Collected data entries:

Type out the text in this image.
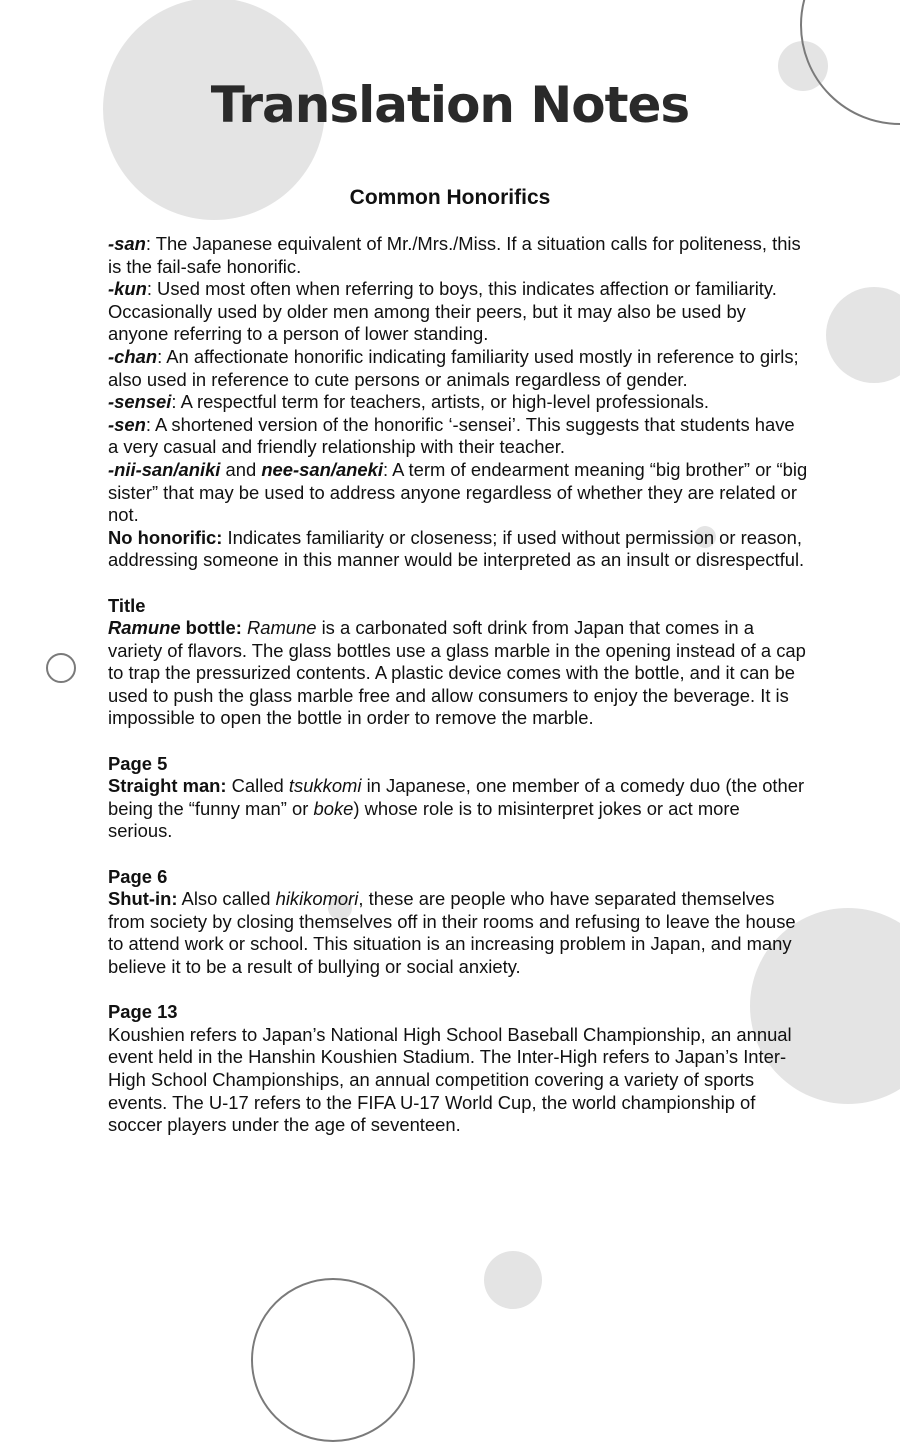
Translation Notes
Common Honorifics

-san: The Japanese equivalent of Mr./Mrs./Miss. If a situation calls for politeness, this is the fail-safe honorific.

-kun: Used most often when referring to boys, this indicates affection or familiarity. Occasionally used by older men among their peers, but it may also be used by anyone referring to a person of lower standing.

-chan: An affectionate honorific indicating familiarity used mostly in reference to girls; also used in reference to cute persons or animals regardless of gender.

-sensei: A respectful term for teachers, artists, or high-level professionals.

-sen: A shortened version of the honorific ‘-sensei’. This suggests that students have a very casual and friendly relationship with their teacher.

-nii-san/aniki and nee-san/aneki: A term of endearment meaning “big brother” or “big sister” that may be used to address anyone regardless of whether they are related or not.

No honorific: Indicates familiarity or closeness; if used without permission or reason, addressing someone in this manner would be interpreted as an insult or disrespectful.

Title

Ramune bottle: Ramune is a carbonated soft drink from Japan that comes in a variety of flavors. The glass bottles use a glass marble in the opening instead of a cap to trap the pressurized contents. A plastic device comes with the bottle, and it can be used to push the glass marble free and allow consumers to enjoy the beverage. It is impossible to open the bottle in order to remove the marble.

Page 5

Straight man: Called tsukkomi in Japanese, one member of a comedy duo (the other being the “funny man” or boke) whose role is to misinterpret jokes or act more serious.

Page 6

Shut-in: Also called hikikomori, these are people who have separated themselves from society by closing themselves off in their rooms and refusing to leave the house to attend work or school. This situation is an increasing problem in Japan, and many believe it to be a result of bullying or social anxiety.

Page 13

Koushien refers to Japan’s National High School Baseball Championship, an annual event held in the Hanshin Koushien Stadium. The Inter-High refers to Japan’s Inter-High School Championships, an annual competition covering a variety of sports events. The U-17 refers to the FIFA U-17 World Cup, the world championship of soccer players under the age of seventeen.
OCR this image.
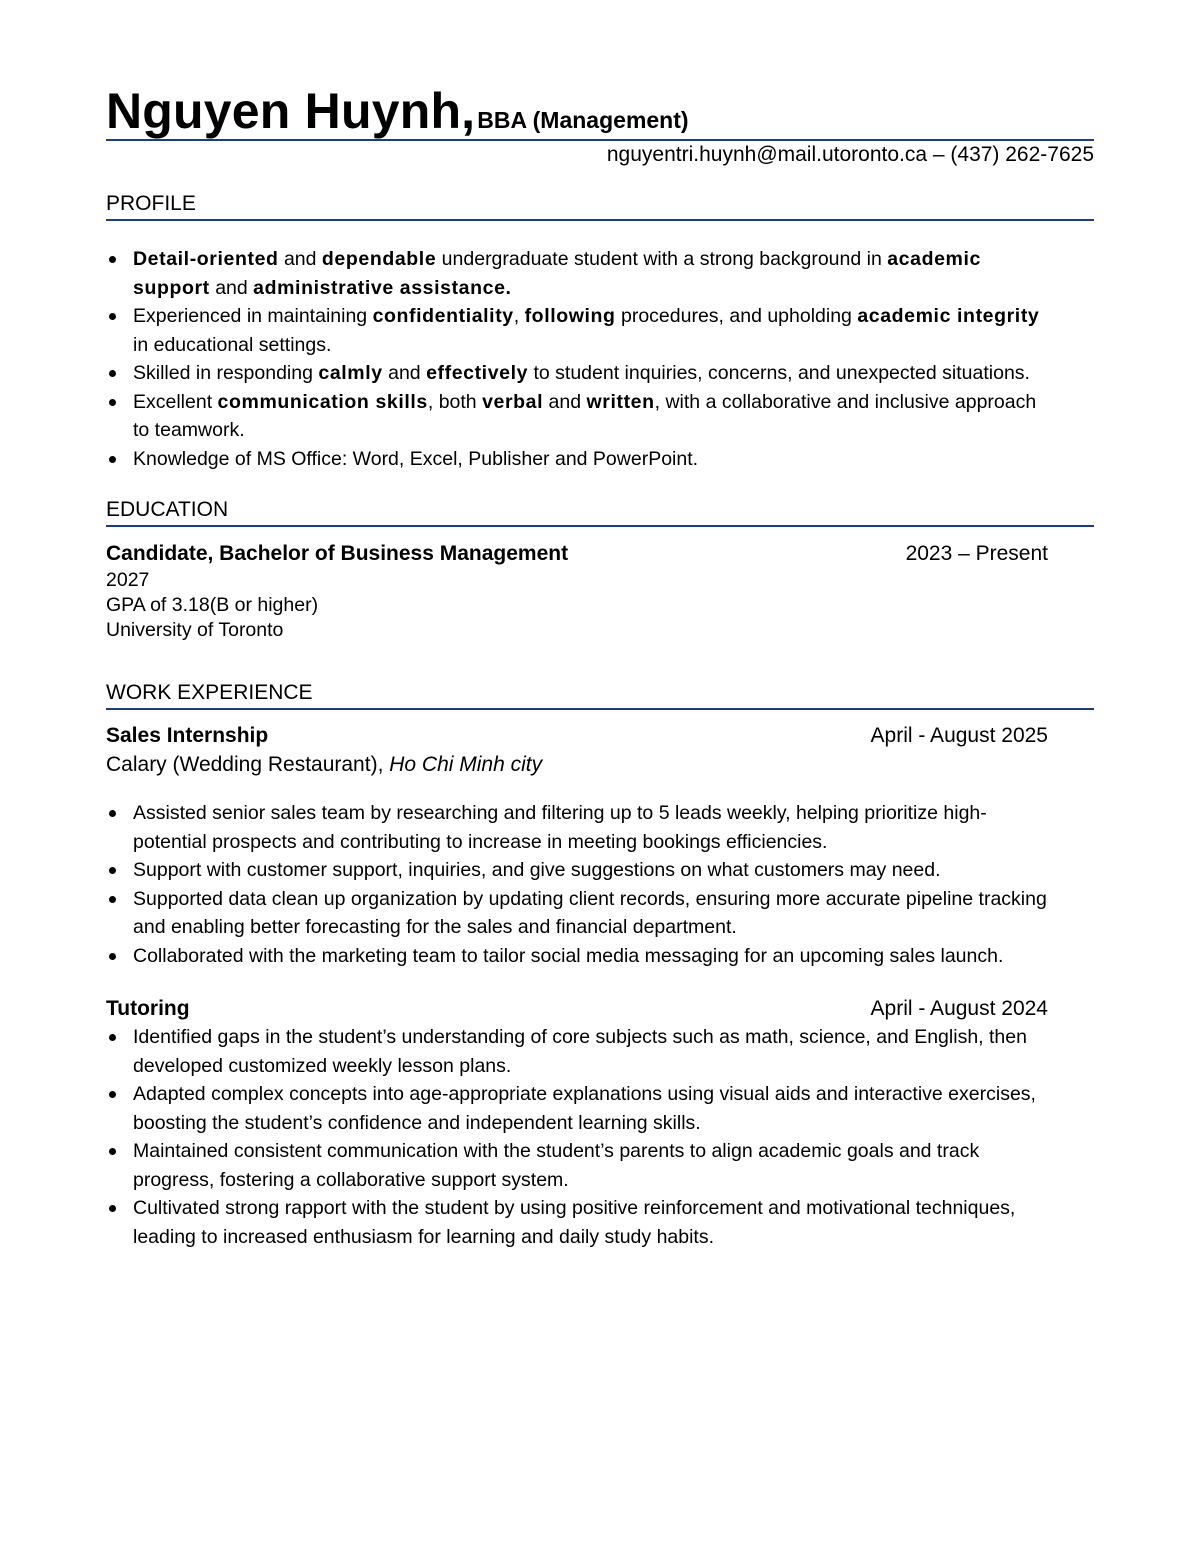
Nguyen Huynh, BBA (Management)
nguyentri.huynh@mail.utoronto.ca – (437) 262-7625
PROFILE
Detail-oriented and dependable undergraduate student with a strong background in academic support and administrative assistance.
Experienced in maintaining confidentiality, following procedures, and upholding academic integrity in educational settings.
Skilled in responding calmly and effectively to student inquiries, concerns, and unexpected situations.
Excellent communication skills, both verbal and written, with a collaborative and inclusive approach to teamwork.
Knowledge of MS Office: Word, Excel, Publisher and PowerPoint.
EDUCATION
Candidate, Bachelor of Business Management	2023 – Present
2027
GPA of 3.18(B or higher)
University of Toronto
WORK EXPERIENCE
Sales Internship	April - August 2025
Calary (Wedding Restaurant), Ho Chi Minh city
Assisted senior sales team by researching and filtering up to 5 leads weekly, helping prioritize high-potential prospects and contributing to increase in meeting bookings efficiencies.
Support with customer support, inquiries, and give suggestions on what customers may need.
Supported data clean up organization by updating client records, ensuring more accurate pipeline tracking and enabling better forecasting for the sales and financial department.
Collaborated with the marketing team to tailor social media messaging for an upcoming sales launch.
Tutoring	April - August 2024
Identified gaps in the student’s understanding of core subjects such as math, science, and English, then developed customized weekly lesson plans.
Adapted complex concepts into age-appropriate explanations using visual aids and interactive exercises, boosting the student’s confidence and independent learning skills.
Maintained consistent communication with the student’s parents to align academic goals and track progress, fostering a collaborative support system.
Cultivated strong rapport with the student by using positive reinforcement and motivational techniques, leading to increased enthusiasm for learning and daily study habits.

__Stated problem__
Copy all lines from the material that include "collaborative".

__Written reply__
Excellent communication skills, both verbal and written, with a collaborative and inclusive approach to teamwork.
Maintained consistent communication with the student’s parents to align academic goals and track progress, fostering a collaborative support system.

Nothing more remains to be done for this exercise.